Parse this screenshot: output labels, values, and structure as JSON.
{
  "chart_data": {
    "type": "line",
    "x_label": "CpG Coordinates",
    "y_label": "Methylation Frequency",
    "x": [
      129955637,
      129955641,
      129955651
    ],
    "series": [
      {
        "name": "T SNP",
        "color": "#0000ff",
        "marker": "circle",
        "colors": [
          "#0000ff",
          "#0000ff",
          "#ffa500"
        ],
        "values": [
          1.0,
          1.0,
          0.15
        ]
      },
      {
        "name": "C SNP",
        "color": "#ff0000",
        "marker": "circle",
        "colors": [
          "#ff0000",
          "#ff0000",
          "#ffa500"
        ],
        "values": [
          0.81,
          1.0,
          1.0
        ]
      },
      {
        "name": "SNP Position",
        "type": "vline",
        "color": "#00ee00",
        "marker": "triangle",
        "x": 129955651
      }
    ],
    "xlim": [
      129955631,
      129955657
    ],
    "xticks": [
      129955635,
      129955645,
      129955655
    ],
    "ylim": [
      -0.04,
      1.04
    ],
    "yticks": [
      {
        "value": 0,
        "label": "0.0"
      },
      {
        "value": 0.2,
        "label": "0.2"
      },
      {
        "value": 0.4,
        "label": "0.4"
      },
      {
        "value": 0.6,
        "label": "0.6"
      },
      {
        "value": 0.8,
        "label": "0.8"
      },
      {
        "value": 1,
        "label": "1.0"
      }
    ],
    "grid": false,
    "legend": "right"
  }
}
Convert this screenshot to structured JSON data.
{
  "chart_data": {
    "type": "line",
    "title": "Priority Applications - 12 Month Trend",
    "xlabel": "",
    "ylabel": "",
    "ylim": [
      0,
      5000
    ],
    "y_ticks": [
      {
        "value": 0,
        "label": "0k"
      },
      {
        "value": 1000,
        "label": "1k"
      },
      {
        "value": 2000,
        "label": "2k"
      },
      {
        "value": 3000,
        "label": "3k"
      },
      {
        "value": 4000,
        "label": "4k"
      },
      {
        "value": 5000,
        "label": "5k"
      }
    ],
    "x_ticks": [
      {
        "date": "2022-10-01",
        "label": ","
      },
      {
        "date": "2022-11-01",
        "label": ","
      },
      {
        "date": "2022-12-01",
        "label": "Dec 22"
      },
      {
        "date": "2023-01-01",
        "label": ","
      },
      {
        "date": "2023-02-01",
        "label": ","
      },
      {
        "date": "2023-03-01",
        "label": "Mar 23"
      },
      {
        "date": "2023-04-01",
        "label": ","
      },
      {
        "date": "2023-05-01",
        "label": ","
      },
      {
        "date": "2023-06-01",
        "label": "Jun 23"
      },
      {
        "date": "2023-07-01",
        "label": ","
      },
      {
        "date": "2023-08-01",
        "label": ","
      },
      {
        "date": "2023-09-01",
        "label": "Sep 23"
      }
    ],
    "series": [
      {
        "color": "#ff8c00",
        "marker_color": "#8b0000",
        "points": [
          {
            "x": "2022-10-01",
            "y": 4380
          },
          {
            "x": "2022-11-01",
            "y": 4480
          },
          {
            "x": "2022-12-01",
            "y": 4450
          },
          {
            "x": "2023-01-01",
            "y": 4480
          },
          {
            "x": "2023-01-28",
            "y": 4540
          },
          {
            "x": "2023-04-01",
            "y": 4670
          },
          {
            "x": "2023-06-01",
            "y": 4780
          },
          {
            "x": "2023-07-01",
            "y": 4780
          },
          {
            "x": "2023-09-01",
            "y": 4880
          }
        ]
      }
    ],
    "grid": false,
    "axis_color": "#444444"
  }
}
———
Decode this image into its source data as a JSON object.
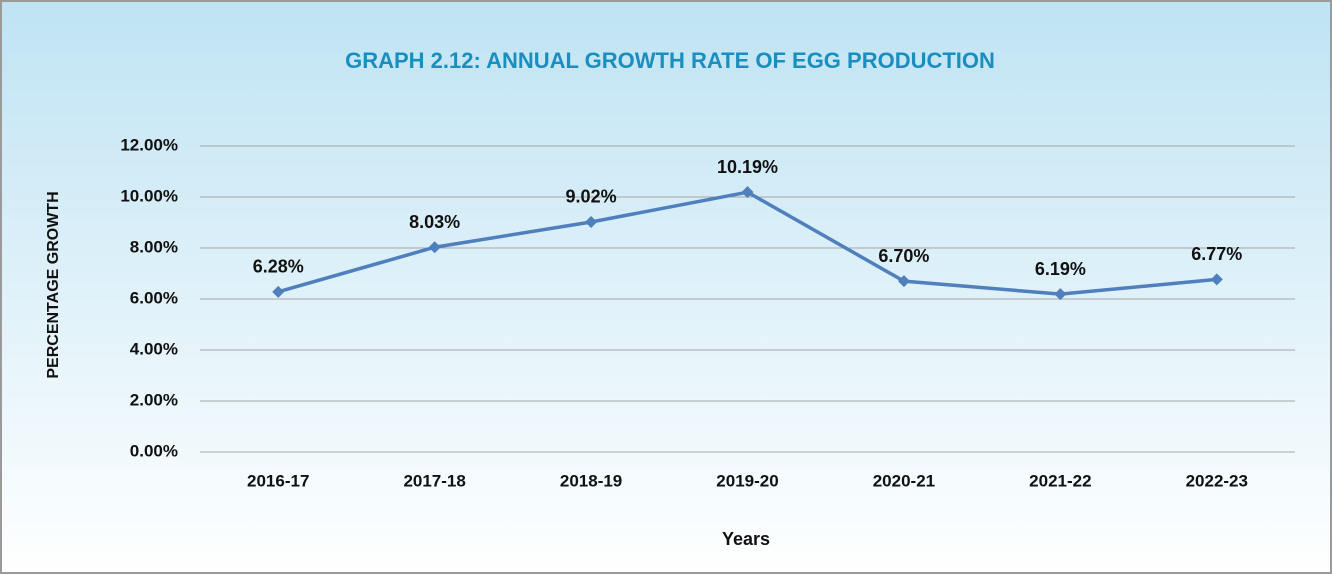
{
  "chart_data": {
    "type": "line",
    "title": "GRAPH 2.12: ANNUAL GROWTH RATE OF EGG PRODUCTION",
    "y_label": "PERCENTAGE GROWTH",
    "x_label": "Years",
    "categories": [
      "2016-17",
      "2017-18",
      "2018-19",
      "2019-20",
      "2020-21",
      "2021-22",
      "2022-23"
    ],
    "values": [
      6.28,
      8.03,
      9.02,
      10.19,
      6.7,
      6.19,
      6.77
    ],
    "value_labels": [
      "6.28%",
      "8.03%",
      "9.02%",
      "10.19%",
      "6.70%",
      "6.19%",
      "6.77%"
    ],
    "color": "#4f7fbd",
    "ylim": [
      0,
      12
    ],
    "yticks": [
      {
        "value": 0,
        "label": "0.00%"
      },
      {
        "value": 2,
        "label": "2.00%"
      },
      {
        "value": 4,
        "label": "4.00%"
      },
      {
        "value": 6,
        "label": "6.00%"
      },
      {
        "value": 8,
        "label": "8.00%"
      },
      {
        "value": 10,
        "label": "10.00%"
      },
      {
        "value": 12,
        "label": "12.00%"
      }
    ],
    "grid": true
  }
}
———
● **Exercise details**
Copy out every line of the data that includes the word "name".

● **Result of this exercise**
        "name": "T SNP",
        "name": "C SNP",
        "name": "SNP Position",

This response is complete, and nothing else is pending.